DATA:
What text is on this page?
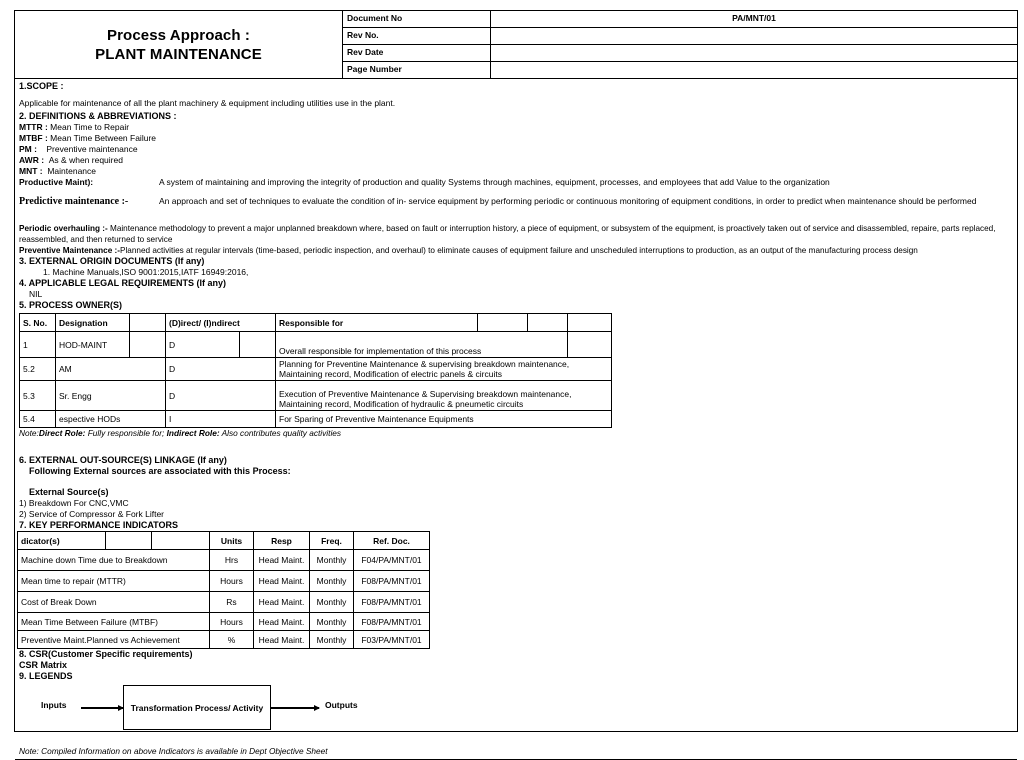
Process Approach :
PLANT MAINTENANCE
Document No	PA/MNT/01
Rev No.
Rev Date
Page Number
1.SCOPE :
Applicable for maintenance of all the plant machinery & equipment including utilities use in the plant.
2. DEFINITIONS & ABBREVIATIONS :
MTTR : Mean Time to Repair
MTBF : Mean Time Between Failure
PM :    Preventive maintenance
AWR :  As & when required
MNT :  Maintenance
Productive Maint):	A system of maintaining and improving the integrity of production and quality Systems through machines, equipment, processes, and employees that add Value to the organization
Predictive maintenance :-	An approach and set of techniques to evaluate the condition of in- service equipment by performing periodic or continuous monitoring of equipment conditions, in order to predict when maintenance should be performed
Periodic overhauling :- Maintenance methodology to prevent a major unplanned breakdown where, based on fault or interruption history, a piece of equipment, or subsystem of the equipment, is proactively taken out of service and disassembled, repaire, parts replaced, reassembled, and then returned to service
Preventive Maintenance :-Planned activities at regular intervals (time-based, periodic inspection, and overhaul) to eliminate causes of equipment failure and unscheduled interruptions to production, as an output of the manufacturing process design
3. EXTERNAL ORIGIN DOCUMENTS (If any)
1. Machine Manuals,ISO 9001:2015,IATF 16949:2016,
4. APPLICABLE LEGAL REQUIREMENTS (If any)
NIL
5. PROCESS OWNER(S)
S. No.	Designation		(D)irect/ (I)ndirect		Responsible for			
1	HOD-MAINT		D		Overall responsible for implementation of this process			
5.2	AM		D		Planning for Preventine Maintenance & supervising breakdown maintenance,
Maintaining record, Modification of electric panels & circuits			

5.3	Sr. Engg		D		Execution of Preventive Maintenance & Supervising breakdown maintenance,
Maintaining record, Modification of hydraulic & pneumetic circuits			

5.4	espective HODs		I		For Sparing of Preventive Maintenance Equipments			
Note:Direct Role: Fully responsible for; Indirect Role: Also contributes quality activities
6. EXTERNAL OUT-SOURCE(S) LINKAGE (If any)
Following External sources are associated with this Process:
External Source(s)
1) Breakdown For CNC,VMC
2) Service of Compressor & Fork Lifter
7. KEY PERFORMANCE INDICATORS
dicator(s)			Units	Resp	Freq.	Ref. Doc.
Machine down Time due to Breakdown			Hrs	Head Maint.	Monthly	F04/PA/MNT/01
Mean time to repair (MTTR)			Hours	Head Maint.	Monthly	F08/PA/MNT/01
Cost of Break Down			Rs	Head Maint.	Monthly	F08/PA/MNT/01
Mean Time Between Failure (MTBF)			Hours	Head Maint.	Monthly	F08/PA/MNT/01
Preventive Maint.Planned vs Achievement			%	Head Maint.	Monthly	F03/PA/MNT/01
8. CSR(Customer Specific requirements)
CSR Matrix
9. LEGENDS
Inputs	Transformation Process/ Activity	Outputs
Note: Compiled Information on above Indicators is available in Dept Objective Sheet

TASK OBJECTIVE: Reproduce every line from the entries that holds the word "Modification".

THE COMPLETED TASK:
Maintaining record, Modification of electric panels & circuits			
Maintaining record, Modification of hydraulic & pneumetic circuits			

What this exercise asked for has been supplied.